▶ **Task brief**
Copy each line of the material below that includes the string "name".

▶ **Supplied records**
---

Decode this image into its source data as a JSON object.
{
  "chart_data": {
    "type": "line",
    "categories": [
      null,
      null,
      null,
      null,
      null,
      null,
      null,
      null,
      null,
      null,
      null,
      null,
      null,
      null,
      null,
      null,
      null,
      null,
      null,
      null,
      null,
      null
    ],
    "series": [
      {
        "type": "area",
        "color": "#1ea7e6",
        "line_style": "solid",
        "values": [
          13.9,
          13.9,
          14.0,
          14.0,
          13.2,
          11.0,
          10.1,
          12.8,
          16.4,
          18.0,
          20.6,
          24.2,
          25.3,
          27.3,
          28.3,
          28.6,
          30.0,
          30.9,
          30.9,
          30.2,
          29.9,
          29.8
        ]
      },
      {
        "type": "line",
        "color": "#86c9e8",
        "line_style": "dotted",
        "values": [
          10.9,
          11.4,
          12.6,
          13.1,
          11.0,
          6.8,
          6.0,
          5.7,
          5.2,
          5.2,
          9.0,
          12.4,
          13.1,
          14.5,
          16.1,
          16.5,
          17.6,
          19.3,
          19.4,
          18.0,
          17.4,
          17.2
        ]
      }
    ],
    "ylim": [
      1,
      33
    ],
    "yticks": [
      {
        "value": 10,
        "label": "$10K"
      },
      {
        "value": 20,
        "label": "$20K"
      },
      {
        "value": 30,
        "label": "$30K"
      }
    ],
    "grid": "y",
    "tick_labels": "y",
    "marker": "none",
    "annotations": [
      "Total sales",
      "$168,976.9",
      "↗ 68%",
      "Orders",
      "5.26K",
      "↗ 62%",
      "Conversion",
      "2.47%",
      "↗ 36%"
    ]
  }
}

---

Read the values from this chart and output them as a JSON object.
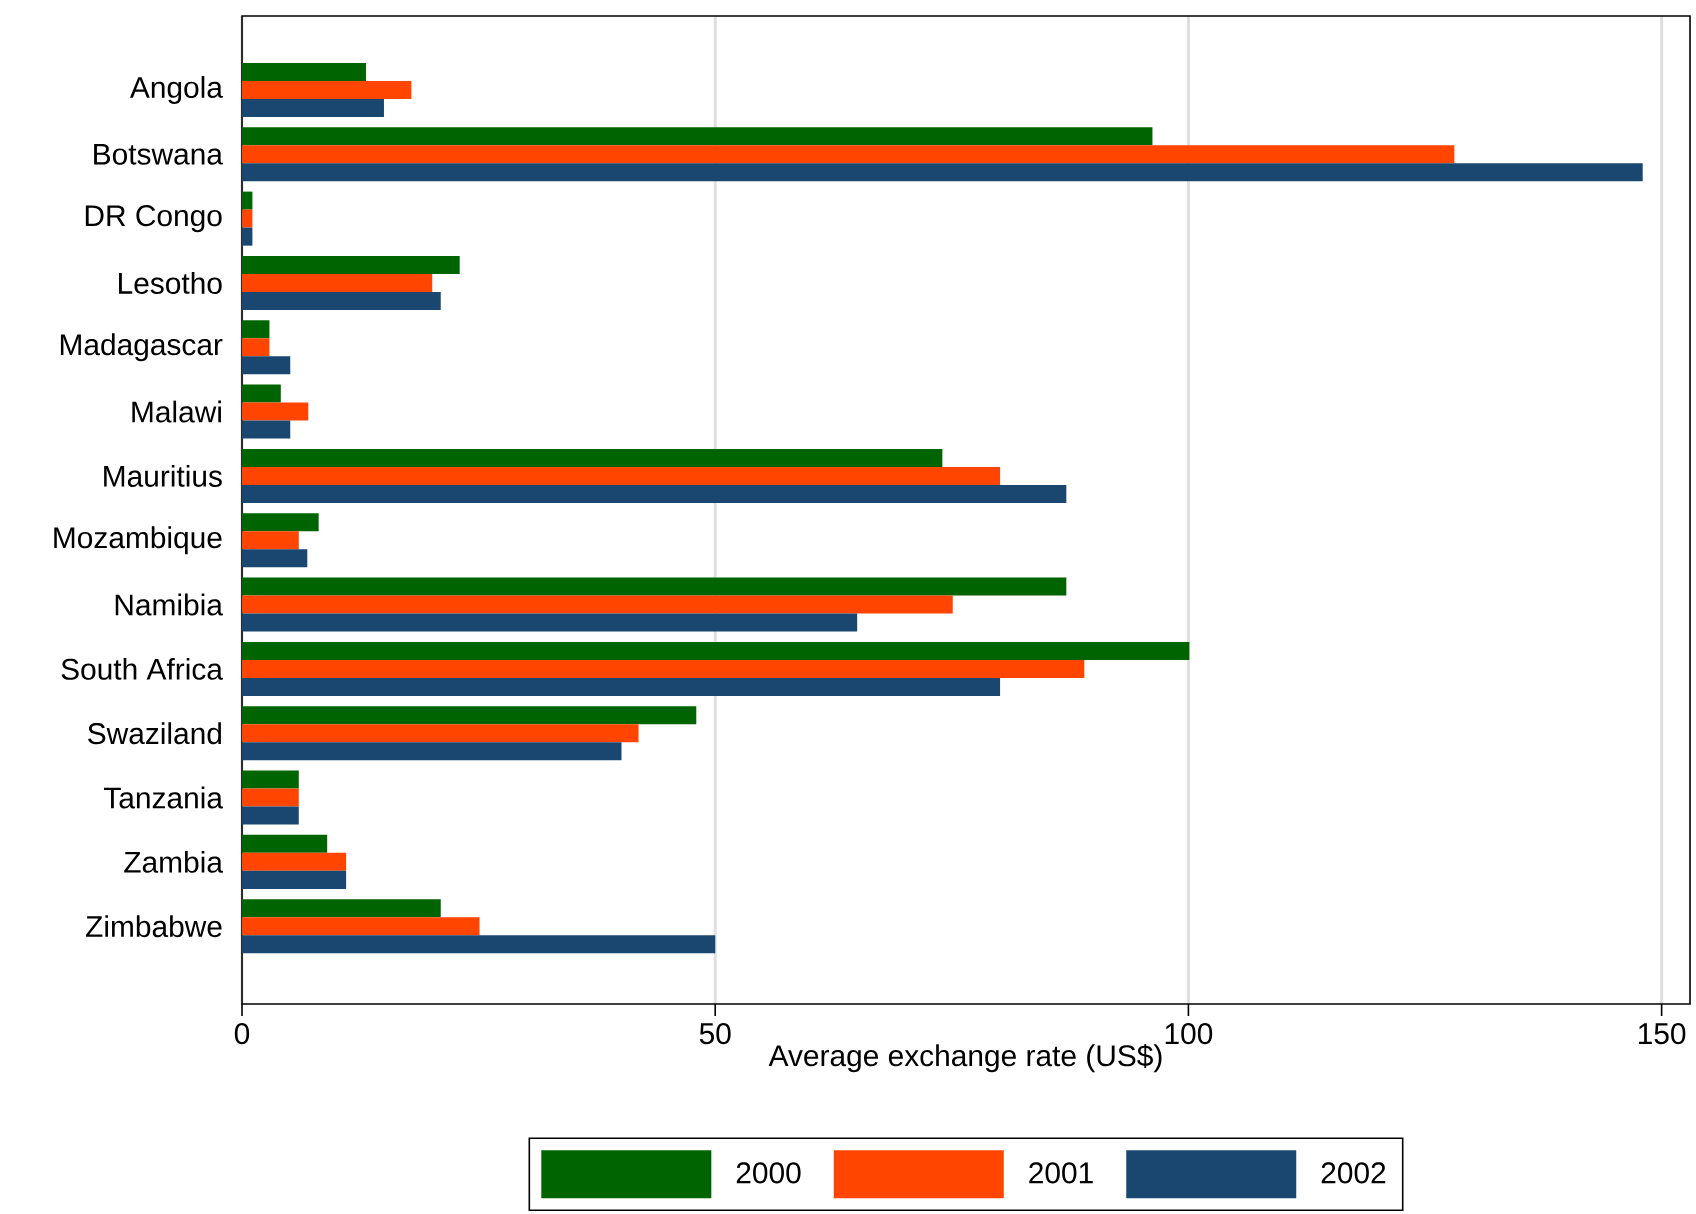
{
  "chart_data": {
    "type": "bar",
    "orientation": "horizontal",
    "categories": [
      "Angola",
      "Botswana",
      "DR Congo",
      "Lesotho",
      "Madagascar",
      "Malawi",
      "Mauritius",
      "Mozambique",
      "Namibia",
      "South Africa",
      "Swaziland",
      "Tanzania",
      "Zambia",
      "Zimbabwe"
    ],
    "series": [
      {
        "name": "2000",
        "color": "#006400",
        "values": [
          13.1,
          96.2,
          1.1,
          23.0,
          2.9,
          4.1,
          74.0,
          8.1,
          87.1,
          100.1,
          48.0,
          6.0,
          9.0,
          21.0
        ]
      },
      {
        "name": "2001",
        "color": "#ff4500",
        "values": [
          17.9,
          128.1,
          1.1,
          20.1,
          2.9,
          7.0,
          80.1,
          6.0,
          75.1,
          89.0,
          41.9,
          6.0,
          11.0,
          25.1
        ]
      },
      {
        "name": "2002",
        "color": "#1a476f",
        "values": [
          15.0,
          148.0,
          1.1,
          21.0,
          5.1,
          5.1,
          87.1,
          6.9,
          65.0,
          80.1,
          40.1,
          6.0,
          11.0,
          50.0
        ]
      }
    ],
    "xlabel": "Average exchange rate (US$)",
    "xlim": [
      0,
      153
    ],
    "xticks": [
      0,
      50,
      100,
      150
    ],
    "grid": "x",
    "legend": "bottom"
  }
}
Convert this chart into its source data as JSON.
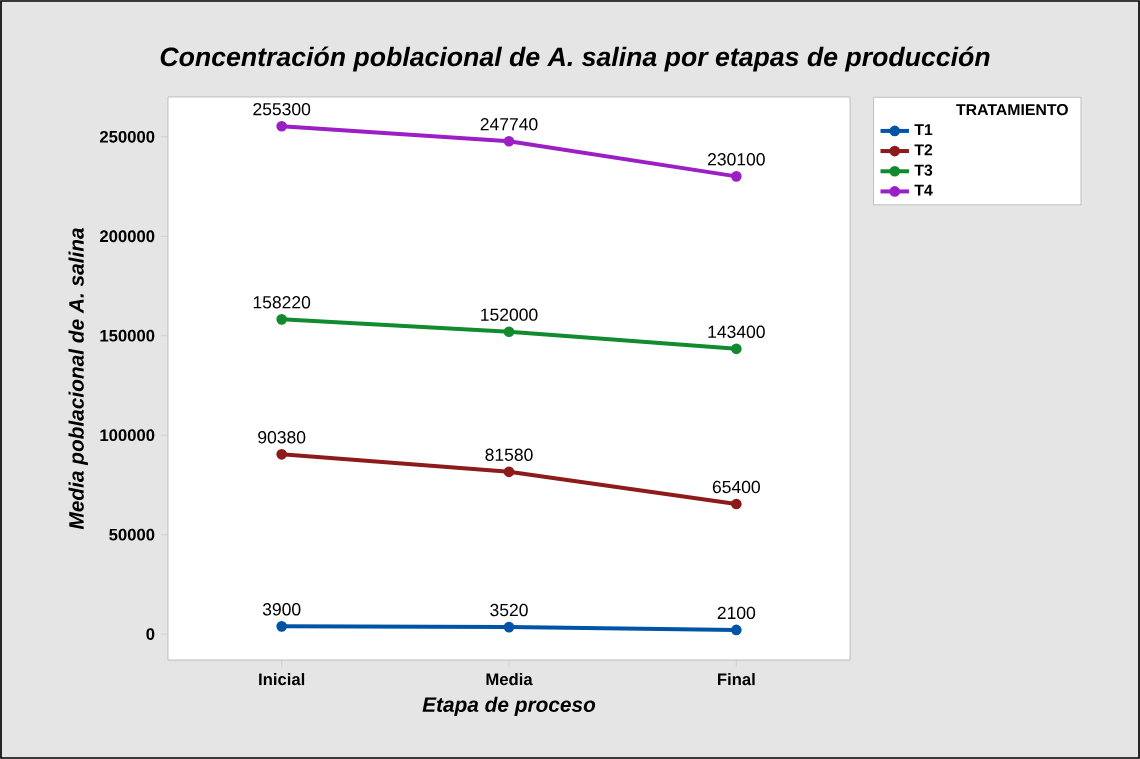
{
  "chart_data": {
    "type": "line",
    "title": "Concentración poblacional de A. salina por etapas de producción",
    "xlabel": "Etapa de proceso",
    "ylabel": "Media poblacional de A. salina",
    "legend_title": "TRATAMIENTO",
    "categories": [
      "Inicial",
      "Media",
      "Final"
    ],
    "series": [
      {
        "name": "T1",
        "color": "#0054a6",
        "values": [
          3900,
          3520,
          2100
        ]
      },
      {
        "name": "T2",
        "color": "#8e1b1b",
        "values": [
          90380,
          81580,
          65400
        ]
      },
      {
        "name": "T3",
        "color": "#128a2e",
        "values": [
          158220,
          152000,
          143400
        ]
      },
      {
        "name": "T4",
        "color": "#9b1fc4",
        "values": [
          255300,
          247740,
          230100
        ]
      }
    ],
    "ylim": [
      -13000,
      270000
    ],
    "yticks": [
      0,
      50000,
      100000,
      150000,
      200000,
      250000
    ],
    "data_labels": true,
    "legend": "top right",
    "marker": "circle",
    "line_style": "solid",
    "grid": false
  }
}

---

▶ **Exercise response**
        "name": "2000",
        "name": "2001",
        "name": "2002",
        "name": "T1",
        "name": "T2",
        "name": "T3",
        "name": "T4",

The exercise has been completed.